**What to produce:** Extract each line of the data and write it out again exactly.

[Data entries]
◆ ◆ ◆ ◆ ◆ ◆ ◆

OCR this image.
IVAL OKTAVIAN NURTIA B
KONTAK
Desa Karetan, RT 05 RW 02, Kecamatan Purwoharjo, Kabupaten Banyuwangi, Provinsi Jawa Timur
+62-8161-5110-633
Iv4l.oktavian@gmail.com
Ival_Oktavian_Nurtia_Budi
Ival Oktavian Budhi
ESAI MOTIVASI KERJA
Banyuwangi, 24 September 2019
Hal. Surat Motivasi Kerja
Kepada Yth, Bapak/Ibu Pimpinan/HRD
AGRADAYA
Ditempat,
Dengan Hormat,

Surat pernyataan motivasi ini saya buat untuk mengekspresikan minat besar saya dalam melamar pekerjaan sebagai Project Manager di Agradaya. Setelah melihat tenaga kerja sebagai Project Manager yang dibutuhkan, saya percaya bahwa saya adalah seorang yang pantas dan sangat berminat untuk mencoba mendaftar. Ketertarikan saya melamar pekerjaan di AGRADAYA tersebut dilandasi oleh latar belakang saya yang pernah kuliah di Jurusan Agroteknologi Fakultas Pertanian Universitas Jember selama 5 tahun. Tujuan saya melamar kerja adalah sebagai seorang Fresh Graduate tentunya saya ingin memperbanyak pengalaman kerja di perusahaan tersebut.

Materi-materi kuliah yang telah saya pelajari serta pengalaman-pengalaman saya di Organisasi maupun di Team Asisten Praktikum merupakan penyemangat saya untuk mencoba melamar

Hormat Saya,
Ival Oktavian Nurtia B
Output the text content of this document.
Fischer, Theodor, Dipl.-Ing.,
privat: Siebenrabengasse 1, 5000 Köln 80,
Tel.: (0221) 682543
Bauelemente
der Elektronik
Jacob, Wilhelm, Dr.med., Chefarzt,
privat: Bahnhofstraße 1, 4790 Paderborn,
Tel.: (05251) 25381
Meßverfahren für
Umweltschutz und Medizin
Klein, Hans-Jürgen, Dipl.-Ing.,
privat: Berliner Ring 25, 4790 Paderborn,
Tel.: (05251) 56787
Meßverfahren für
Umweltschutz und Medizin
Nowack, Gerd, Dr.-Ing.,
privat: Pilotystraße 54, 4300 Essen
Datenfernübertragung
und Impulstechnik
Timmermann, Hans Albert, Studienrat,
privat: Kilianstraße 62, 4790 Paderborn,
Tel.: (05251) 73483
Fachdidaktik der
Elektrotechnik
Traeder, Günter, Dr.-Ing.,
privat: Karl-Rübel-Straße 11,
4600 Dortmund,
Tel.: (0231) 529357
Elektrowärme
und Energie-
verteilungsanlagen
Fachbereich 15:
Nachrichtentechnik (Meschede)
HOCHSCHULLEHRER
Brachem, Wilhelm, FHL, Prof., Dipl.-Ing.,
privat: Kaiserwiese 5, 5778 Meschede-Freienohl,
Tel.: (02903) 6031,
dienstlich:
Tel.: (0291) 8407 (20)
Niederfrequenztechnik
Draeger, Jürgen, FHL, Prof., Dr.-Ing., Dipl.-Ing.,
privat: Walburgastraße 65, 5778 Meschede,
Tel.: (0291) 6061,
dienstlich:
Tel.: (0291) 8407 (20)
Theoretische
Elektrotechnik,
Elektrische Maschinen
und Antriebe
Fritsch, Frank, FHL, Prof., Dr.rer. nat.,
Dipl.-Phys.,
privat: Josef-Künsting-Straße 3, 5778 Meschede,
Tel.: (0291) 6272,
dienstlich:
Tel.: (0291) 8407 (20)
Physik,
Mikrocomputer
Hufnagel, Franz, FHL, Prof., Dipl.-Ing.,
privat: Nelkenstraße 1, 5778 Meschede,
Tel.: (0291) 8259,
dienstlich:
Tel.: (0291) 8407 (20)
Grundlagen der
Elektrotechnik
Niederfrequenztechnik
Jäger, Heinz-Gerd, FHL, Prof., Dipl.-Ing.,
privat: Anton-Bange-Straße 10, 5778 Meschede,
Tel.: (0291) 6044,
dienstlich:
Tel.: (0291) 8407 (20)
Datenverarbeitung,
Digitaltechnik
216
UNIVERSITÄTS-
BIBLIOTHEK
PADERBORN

◆ ◆ ◆ ◆ ◆ ◆ ◆

**Output for this exercise:**
OCR this image.
IVAL OKTAVIAN NURTIA B
KONTAK
Desa Karetan, RT 05 RW 02, Kecamatan Purwoharjo, Kabupaten Banyuwangi, Provinsi Jawa Timur
+62-8161-5110-633
Iv4l.oktavian@gmail.com
Ival_Oktavian_Nurtia_Budi
Ival Oktavian Budhi
ESAI MOTIVASI KERJA
Banyuwangi, 24 September 2019
Hal. Surat Motivasi Kerja
Kepada Yth, Bapak/Ibu Pimpinan/HRD
AGRADAYA
Ditempat,
Dengan Hormat,

Surat pernyataan motivasi ini saya buat untuk mengekspresikan minat besar saya dalam melamar pekerjaan sebagai Project Manager di Agradaya. Setelah melihat tenaga kerja sebagai Project Manager yang dibutuhkan, saya percaya bahwa saya adalah seorang yang pantas dan sangat berminat untuk mencoba mendaftar. Ketertarikan saya melamar pekerjaan di AGRADAYA tersebut dilandasi oleh latar belakang saya yang pernah kuliah di Jurusan Agroteknologi Fakultas Pertanian Universitas Jember selama 5 tahun. Tujuan saya melamar kerja adalah sebagai seorang Fresh Graduate tentunya saya ingin memperbanyak pengalaman kerja di perusahaan tersebut.

Materi-materi kuliah yang telah saya pelajari serta pengalaman-pengalaman saya di Organisasi maupun di Team Asisten Praktikum merupakan penyemangat saya untuk mencoba melamar

Hormat Saya,
Ival Oktavian Nurtia B
Output the text content of this document.
Fischer, Theodor, Dipl.-Ing.,
privat: Siebenrabengasse 1, 5000 Köln 80,
Tel.: (0221) 682543
Bauelemente
der Elektronik
Jacob, Wilhelm, Dr.med., Chefarzt,
privat: Bahnhofstraße 1, 4790 Paderborn,
Tel.: (05251) 25381
Meßverfahren für
Umweltschutz und Medizin
Klein, Hans-Jürgen, Dipl.-Ing.,
privat: Berliner Ring 25, 4790 Paderborn,
Tel.: (05251) 56787
Meßverfahren für
Umweltschutz und Medizin
Nowack, Gerd, Dr.-Ing.,
privat: Pilotystraße 54, 4300 Essen
Datenfernübertragung
und Impulstechnik
Timmermann, Hans Albert, Studienrat,
privat: Kilianstraße 62, 4790 Paderborn,
Tel.: (05251) 73483
Fachdidaktik der
Elektrotechnik
Traeder, Günter, Dr.-Ing.,
privat: Karl-Rübel-Straße 11,
4600 Dortmund,
Tel.: (0231) 529357
Elektrowärme
und Energie-
verteilungsanlagen
Fachbereich 15:
Nachrichtentechnik (Meschede)
HOCHSCHULLEHRER
Brachem, Wilhelm, FHL, Prof., Dipl.-Ing.,
privat: Kaiserwiese 5, 5778 Meschede-Freienohl,
Tel.: (02903) 6031,
dienstlich:
Tel.: (0291) 8407 (20)
Niederfrequenztechnik
Draeger, Jürgen, FHL, Prof., Dr.-Ing., Dipl.-Ing.,
privat: Walburgastraße 65, 5778 Meschede,
Tel.: (0291) 6061,
dienstlich:
Tel.: (0291) 8407 (20)
Theoretische
Elektrotechnik,
Elektrische Maschinen
und Antriebe
Fritsch, Frank, FHL, Prof., Dr.rer. nat.,
Dipl.-Phys.,
privat: Josef-Künsting-Straße 3, 5778 Meschede,
Tel.: (0291) 6272,
dienstlich:
Tel.: (0291) 8407 (20)
Physik,
Mikrocomputer
Hufnagel, Franz, FHL, Prof., Dipl.-Ing.,
privat: Nelkenstraße 1, 5778 Meschede,
Tel.: (0291) 8259,
dienstlich:
Tel.: (0291) 8407 (20)
Grundlagen der
Elektrotechnik
Niederfrequenztechnik
Jäger, Heinz-Gerd, FHL, Prof., Dipl.-Ing.,
privat: Anton-Bange-Straße 10, 5778 Meschede,
Tel.: (0291) 6044,
dienstlich:
Tel.: (0291) 8407 (20)
Datenverarbeitung,
Digitaltechnik
216
UNIVERSITÄTS-
BIBLIOTHEK
PADERBORN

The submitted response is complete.